> **The tasks**:
1. In the edge computing text, where do computations take place in edge computing?
2. Rewrite everything from "Edge computing is a" down to "centralized cloud server." in the edge computing text, replacing "latency" with "delay".

> **Text segment**:
In Chapter 3, I’ll show you how to get started with exploring IoT devices without needing to invest in hardware right away.

Devices ultimately connect to the internet. They can do that directly in some cases, but in others, they may use a proxy that assists the devices in their work. Such a proxy would be part of edge computing.

Edge Computing

Edge computing is a decentralized approach to data processing where computations occur closer to the data source, reducing latency and enhancing real-time decision making. It involves processing data at or near the devices or local servers rather than sending all data to a centralized cloud server.

Edge computing is extending the cloud into a data center rather than thinking of the cloud as an extension to the data center, which is more of a hybrid model. It is especially valuable for applications that require quick responses, low latency, efficient use of network bandwidth, and offline and intermittent connected computing scenarios. Edge computing suits scenarios where immediate data processing is essential, such as industrial automation, remote monitoring, and smart cities. IoT, therefore, is a pertinent topic in the scope of edge computing.

> **Data shown**:

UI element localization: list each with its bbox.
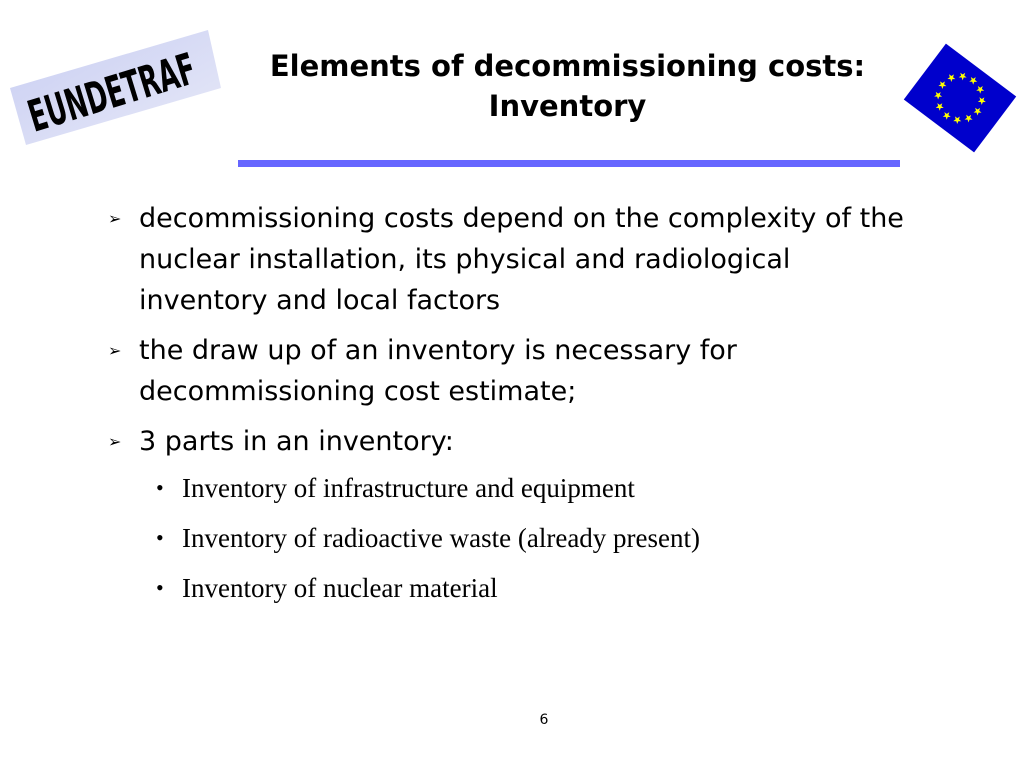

> **Responses per task**:
1. Closer to the data source.

2.
Edge computing is a decentralized approach to data processing where computations occur closer to the data source, reducing delay and enhancing real-time decision making. It involves processing data at or near the devices or local servers rather than sending all data to a centralized cloud server.